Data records
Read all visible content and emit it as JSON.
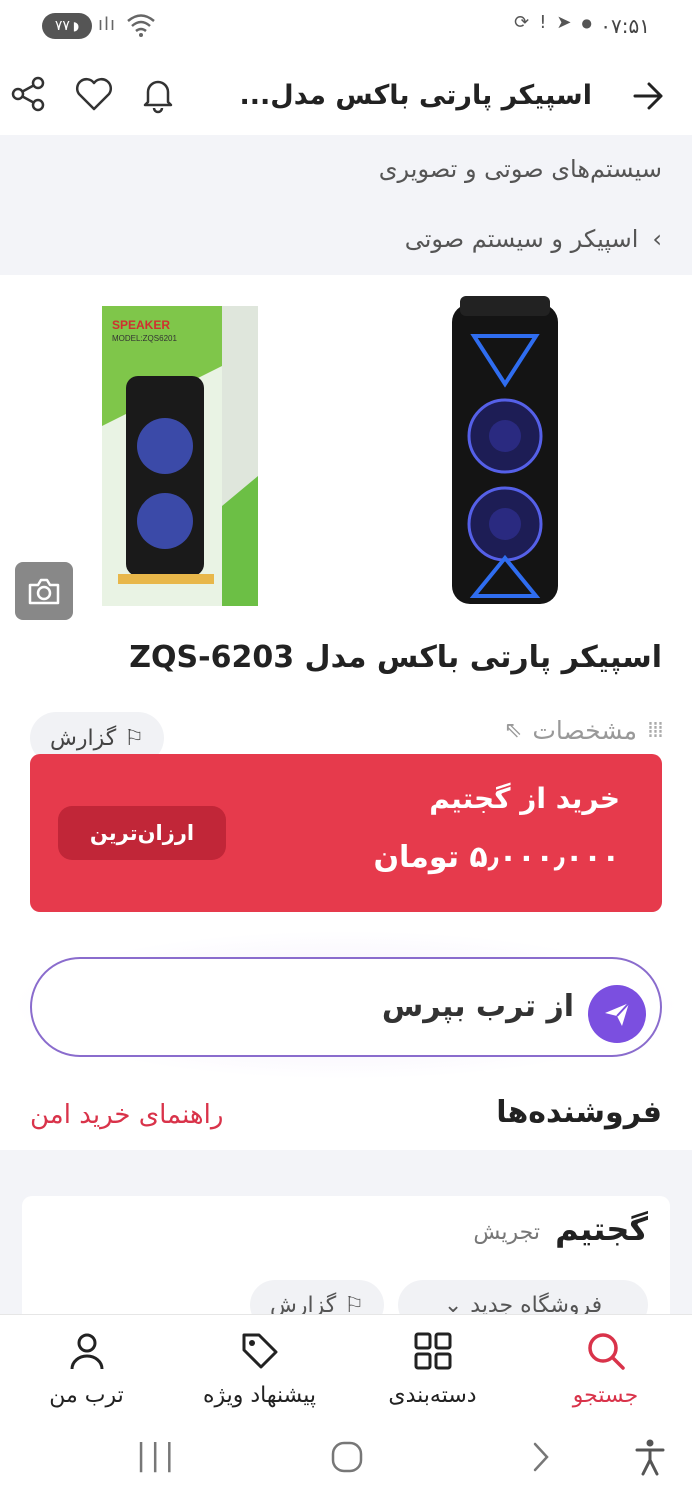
{
  "status_bar": {
    "time": "۰۷:۵۱",
    "battery": "۷۷"
  },
  "app_bar": {
    "title": "اسپیکر پارتی باکس مدل..."
  },
  "breadcrumb": {
    "level1": "سیستم‌های صوتی و تصویری",
    "level2": "اسپیکر و سیستم صوتی",
    "separator": "›"
  },
  "product": {
    "title": "اسپیکر پارتی باکس مدل ZQS-6203",
    "box_brand": "SPEAKER",
    "box_model": "MODEL:ZQS6201"
  },
  "specs": {
    "label": "مشخصات",
    "report_label": "گزارش"
  },
  "buy_card": {
    "label": "خرید از گجتیم",
    "price": "۵٫۰۰۰٫۰۰۰ تومان",
    "badge": "ارزان‌ترین"
  },
  "ask": {
    "label": "از ترب بپرس"
  },
  "sellers": {
    "title": "فروشنده‌ها",
    "safe_guide": "راهنمای خرید امن",
    "card": {
      "name": "گجتیم",
      "city": "تجریش",
      "status_chip": "فروشگاه جدید",
      "report_chip": "گزارش"
    }
  },
  "bottom_nav": {
    "items": [
      {
        "label": "جستجو",
        "icon": "search-icon",
        "active": true
      },
      {
        "label": "دسته‌بندی",
        "icon": "grid-icon",
        "active": false
      },
      {
        "label": "پیشنهاد ویژه",
        "icon": "tag-icon",
        "active": false
      },
      {
        "label": "ترب من",
        "icon": "user-icon",
        "active": false
      }
    ]
  },
  "colors": {
    "accent_red": "#e63a4c",
    "ask_purple": "#7b4fe0",
    "breadcrumb_bg": "#f3f4f8"
  }
}
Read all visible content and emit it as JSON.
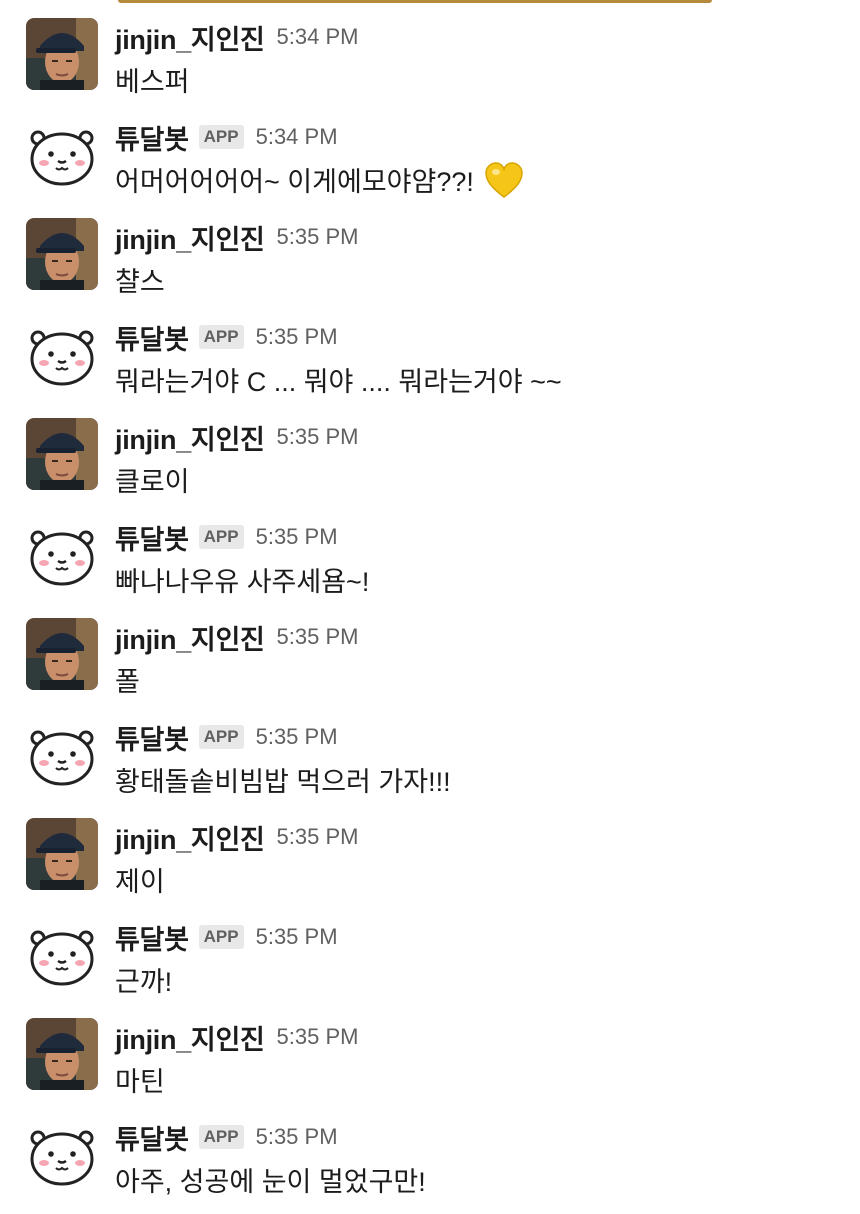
{
  "messages": [
    {
      "sender": "jinjin_지인진",
      "kind": "user",
      "time": "5:34 PM",
      "text": "베스퍼"
    },
    {
      "sender": "튜달봇",
      "kind": "bot",
      "badge": "APP",
      "time": "5:34 PM",
      "text": "어머어어어어~ 이게에모야얌??!",
      "emoji": "yellow-heart-icon"
    },
    {
      "sender": "jinjin_지인진",
      "kind": "user",
      "time": "5:35 PM",
      "text": "챨스"
    },
    {
      "sender": "튜달봇",
      "kind": "bot",
      "badge": "APP",
      "time": "5:35 PM",
      "text": "뭐라는거야 C ... 뭐야 .... 뭐라는거야 ~~"
    },
    {
      "sender": "jinjin_지인진",
      "kind": "user",
      "time": "5:35 PM",
      "text": "클로이"
    },
    {
      "sender": "튜달봇",
      "kind": "bot",
      "badge": "APP",
      "time": "5:35 PM",
      "text": "빠나나우유 사주세욤~!"
    },
    {
      "sender": "jinjin_지인진",
      "kind": "user",
      "time": "5:35 PM",
      "text": "폴"
    },
    {
      "sender": "튜달봇",
      "kind": "bot",
      "badge": "APP",
      "time": "5:35 PM",
      "text": "황태돌솥비빔밥 먹으러 가자!!!"
    },
    {
      "sender": "jinjin_지인진",
      "kind": "user",
      "time": "5:35 PM",
      "text": "제이"
    },
    {
      "sender": "튜달봇",
      "kind": "bot",
      "badge": "APP",
      "time": "5:35 PM",
      "text": "근까!"
    },
    {
      "sender": "jinjin_지인진",
      "kind": "user",
      "time": "5:35 PM",
      "text": "마틴"
    },
    {
      "sender": "튜달봇",
      "kind": "bot",
      "badge": "APP",
      "time": "5:35 PM",
      "text": "아주, 성공에 눈이 멀었구만!"
    }
  ],
  "colors": {
    "text": "#1d1c1d",
    "muted": "#616061",
    "badge_bg": "#e8e8e8",
    "heart": "#f5c518"
  }
}
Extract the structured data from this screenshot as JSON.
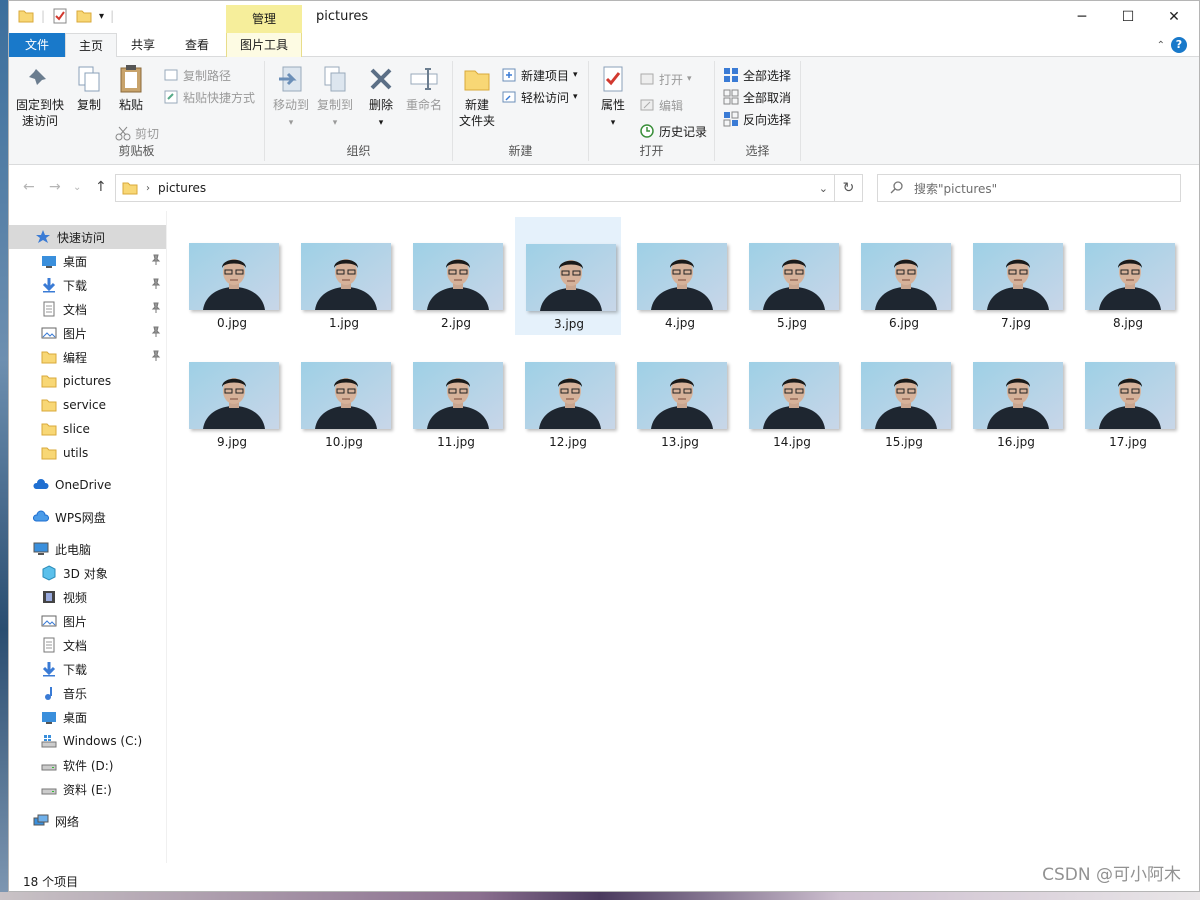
{
  "window": {
    "title": "pictures",
    "min": "─",
    "max": "☐",
    "close": "✕"
  },
  "ribbon_tabs": [
    {
      "label": "文件"
    },
    {
      "label": "主页"
    },
    {
      "label": "共享"
    },
    {
      "label": "查看"
    },
    {
      "label": "图片工具"
    }
  ],
  "context_tab_header": "管理",
  "ribbon": {
    "clipboard": {
      "label": "剪贴板",
      "pin": "固定到快\n速访问",
      "pin_l1": "固定到快",
      "pin_l2": "速访问",
      "copy": "复制",
      "paste": "粘贴",
      "copy_path": "复制路径",
      "paste_shortcut": "粘贴快捷方式",
      "cut": "剪切"
    },
    "organize": {
      "label": "组织",
      "move_to": "移动到",
      "copy_to": "复制到",
      "delete": "删除",
      "rename": "重命名"
    },
    "new": {
      "label": "新建",
      "new_folder_l1": "新建",
      "new_folder_l2": "文件夹",
      "new_item": "新建项目",
      "easy_access": "轻松访问"
    },
    "open": {
      "label": "打开",
      "properties": "属性",
      "open": "打开",
      "edit": "编辑",
      "history": "历史记录"
    },
    "select": {
      "label": "选择",
      "select_all": "全部选择",
      "select_none": "全部取消",
      "invert": "反向选择"
    }
  },
  "address": {
    "path": "pictures",
    "search_placeholder": "搜索\"pictures\""
  },
  "nav_pane": {
    "quick_access": "快速访问",
    "quick_items": [
      "桌面",
      "下载",
      "文档",
      "图片",
      "编程",
      "pictures",
      "service",
      "slice",
      "utils"
    ],
    "onedrive": "OneDrive",
    "wps": "WPS网盘",
    "this_pc": "此电脑",
    "pc_items": [
      "3D 对象",
      "视频",
      "图片",
      "文档",
      "下载",
      "音乐",
      "桌面",
      "Windows (C:)",
      "软件 (D:)",
      "资料 (E:)"
    ],
    "network": "网络"
  },
  "files": [
    "0.jpg",
    "1.jpg",
    "2.jpg",
    "3.jpg",
    "4.jpg",
    "5.jpg",
    "6.jpg",
    "7.jpg",
    "8.jpg",
    "9.jpg",
    "10.jpg",
    "11.jpg",
    "12.jpg",
    "13.jpg",
    "14.jpg",
    "15.jpg",
    "16.jpg",
    "17.jpg"
  ],
  "selected_file": "3.jpg",
  "status": {
    "count": "18 个项目"
  },
  "watermark": "CSDN @可小阿木",
  "colors": {
    "file_tab": "#1979ca",
    "context_tab": "#f6ee9b",
    "selection": "#e5f1fb",
    "folder": "#f8d775"
  }
}
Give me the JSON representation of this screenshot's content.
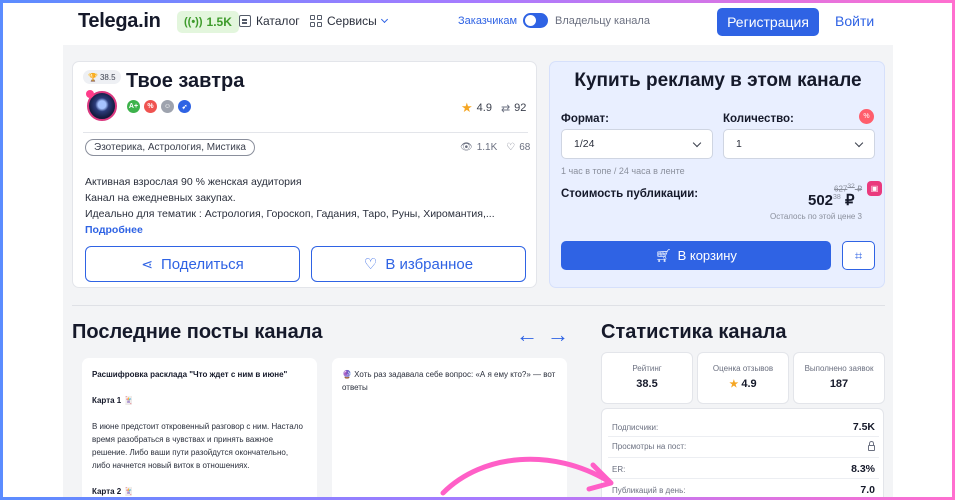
{
  "header": {
    "logo": "Telega.in",
    "online_count": "1.5K",
    "nav": {
      "catalog": "Каталог",
      "services": "Сервисы"
    },
    "toggle": {
      "left_label": "Заказчикам",
      "right_label": "Владельцу канала"
    },
    "register_label": "Регистрация",
    "login_label": "Войти"
  },
  "channel": {
    "subscribers_chip": "38.5",
    "title": "Твое завтра",
    "badges": [
      "A+",
      "%",
      "",
      ""
    ],
    "rating": "4.9",
    "reposts": "92",
    "tags": "Эзотерика, Астрология, Мистика",
    "views": "1.1K",
    "likes": "68",
    "description": [
      "Активная взрослая 90 % женская аудитория",
      "Канал на ежедневных закупах.",
      "Идеально для тематик : Астрология, Гороскоп, Гадания, Таро, Руны, Хиромантия,..."
    ],
    "more_link": "Подробнее",
    "share_label": "Поделиться",
    "favorite_label": "В избранное"
  },
  "buy": {
    "title": "Купить рекламу в этом канале",
    "format_label": "Формат:",
    "format_value": "1/24",
    "quantity_label": "Количество:",
    "quantity_value": "1",
    "format_hint": "1 час в топе / 24 часа в ленте",
    "price_label": "Стоимость публикации:",
    "old_price": "627",
    "old_price_cents": "32",
    "old_price_currency": "₽",
    "new_price": "502",
    "new_price_cents": "38",
    "new_price_currency": "₽",
    "remaining_note": "Осталось по этой цене 3",
    "cart_label": "В корзину",
    "discount_badge": "%"
  },
  "posts": {
    "title": "Последние посты канала",
    "items": [
      {
        "heading": "Расшифровка расклада \"Что ждет с ним в июне\"",
        "card1": "Карта 1 🃏",
        "body": "В июне предстоит откровенный разговор с ним. Настало время разобраться в чувствах и принять важное решение. Либо ваши пути разойдутся окончательно, либо начнется новый виток в отношениях.",
        "card2": "Карта 2 🃏"
      },
      {
        "body": "🔮 Хоть раз задавала себе вопрос: «А я ему кто?» — вот ответы"
      }
    ]
  },
  "stats": {
    "title": "Статистика канала",
    "boxes": [
      {
        "label": "Рейтинг",
        "value": "38.5"
      },
      {
        "label": "Оценка отзывов",
        "value": "4.9"
      },
      {
        "label": "Выполнено заявок",
        "value": "187"
      }
    ],
    "rows": [
      {
        "label": "Подписчики:",
        "value": "7.5K"
      },
      {
        "label": "Просмотры на пост:",
        "value": ""
      },
      {
        "label": "ER:",
        "value": "8.3%"
      },
      {
        "label": "Публикаций в день:",
        "value": "7.0"
      }
    ]
  },
  "colors": {
    "accent": "#2f63e4",
    "pink": "#ea3a7d",
    "online_green": "#3e9b2c"
  }
}
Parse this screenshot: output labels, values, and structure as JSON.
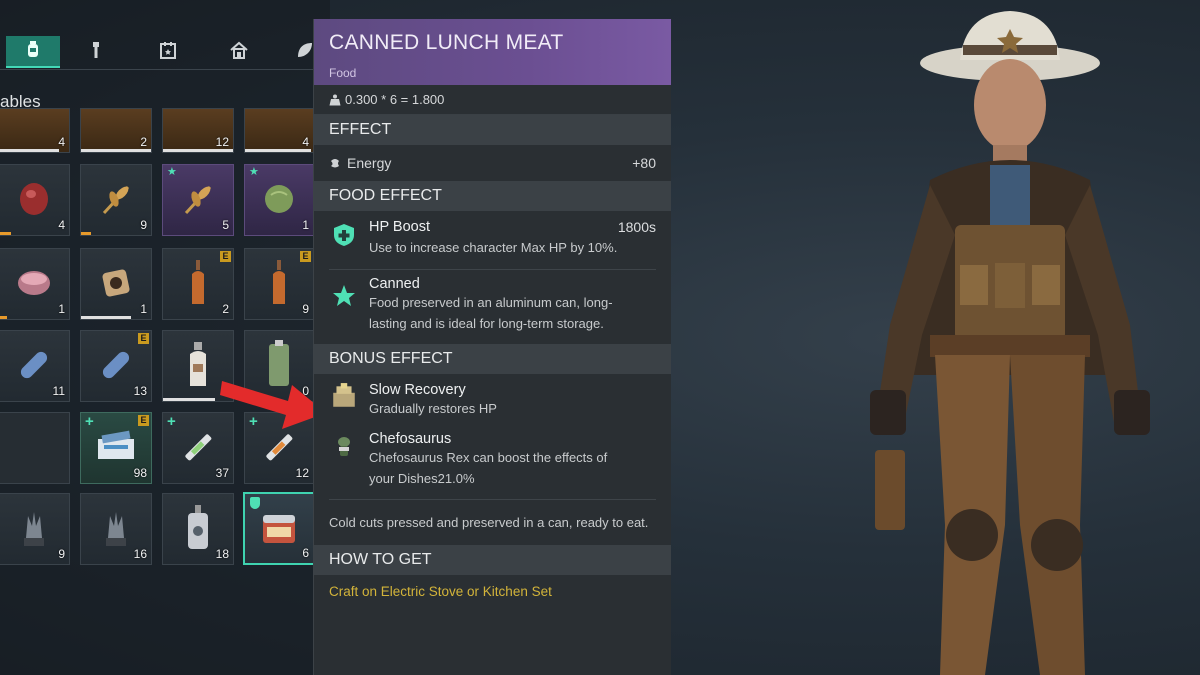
{
  "tabs": [
    {
      "icon": "bottle-icon",
      "active": true
    },
    {
      "icon": "wrench-icon",
      "active": false
    },
    {
      "icon": "calendar-icon",
      "active": false
    },
    {
      "icon": "house-icon",
      "active": false
    },
    {
      "icon": "leaf-icon",
      "active": false
    }
  ],
  "inventory": {
    "section_title": "ables",
    "slots": [
      {
        "count": "4"
      },
      {
        "count": "2"
      },
      {
        "count": "12"
      },
      {
        "count": "4"
      },
      {
        "count": "4"
      },
      {
        "count": "9"
      },
      {
        "count": "5"
      },
      {
        "count": "1"
      },
      {
        "count": "1"
      },
      {
        "count": "1"
      },
      {
        "count": "2"
      },
      {
        "count": "9"
      },
      {
        "count": "11"
      },
      {
        "count": "13"
      },
      {
        "count": ""
      },
      {
        "count": "0"
      },
      {
        "count": ""
      },
      {
        "count": "98"
      },
      {
        "count": "37"
      },
      {
        "count": "12"
      },
      {
        "count": "9"
      },
      {
        "count": "16"
      },
      {
        "count": "18"
      },
      {
        "count": "6"
      }
    ]
  },
  "tooltip": {
    "title": "CANNED LUNCH MEAT",
    "category": "Food",
    "weight": "0.300 * 6 = 1.800",
    "effect_header": "EFFECT",
    "effect_label": "Energy",
    "effect_value": "+80",
    "food_effect_header": "FOOD EFFECT",
    "hp_boost_name": "HP Boost",
    "hp_boost_duration": "1800s",
    "hp_boost_desc": "Use to increase character Max HP by 10%.",
    "canned_name": "Canned",
    "canned_desc": "Food preserved in an aluminum can, long-lasting and is ideal for long-term storage.",
    "bonus_effect_header": "BONUS EFFECT",
    "slow_recovery_name": "Slow Recovery",
    "slow_recovery_desc": "Gradually restores HP",
    "chefosaurus_name": "Chefosaurus",
    "chefosaurus_desc": "Chefosaurus Rex can boost the effects of your Dishes21.0%",
    "description": "Cold cuts pressed and preserved in a can, ready to eat.",
    "how_to_get_header": "HOW TO GET",
    "how_to_get": "Craft on Electric Stove or Kitchen Set"
  },
  "colors": {
    "accent": "#43d8b7",
    "header_purple": "#6b4f92",
    "how_to_get_text": "#d3b43a",
    "arrow": "#e32b2b"
  }
}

**EXERCISE TASK**
Gather each line of the listing that holds the string "body".

**WORKED SOLUTION**
        "body": "В июне предстоит откровенный разговор с ним. Настало время разобраться в чувствах и принять важное решение. Либо ваши пути разойдутся окончательно, либо начнется новый виток в отношениях.",
        "body": "🔮 Хоть раз задавала себе вопрос: «А я ему кто?» — вот ответы"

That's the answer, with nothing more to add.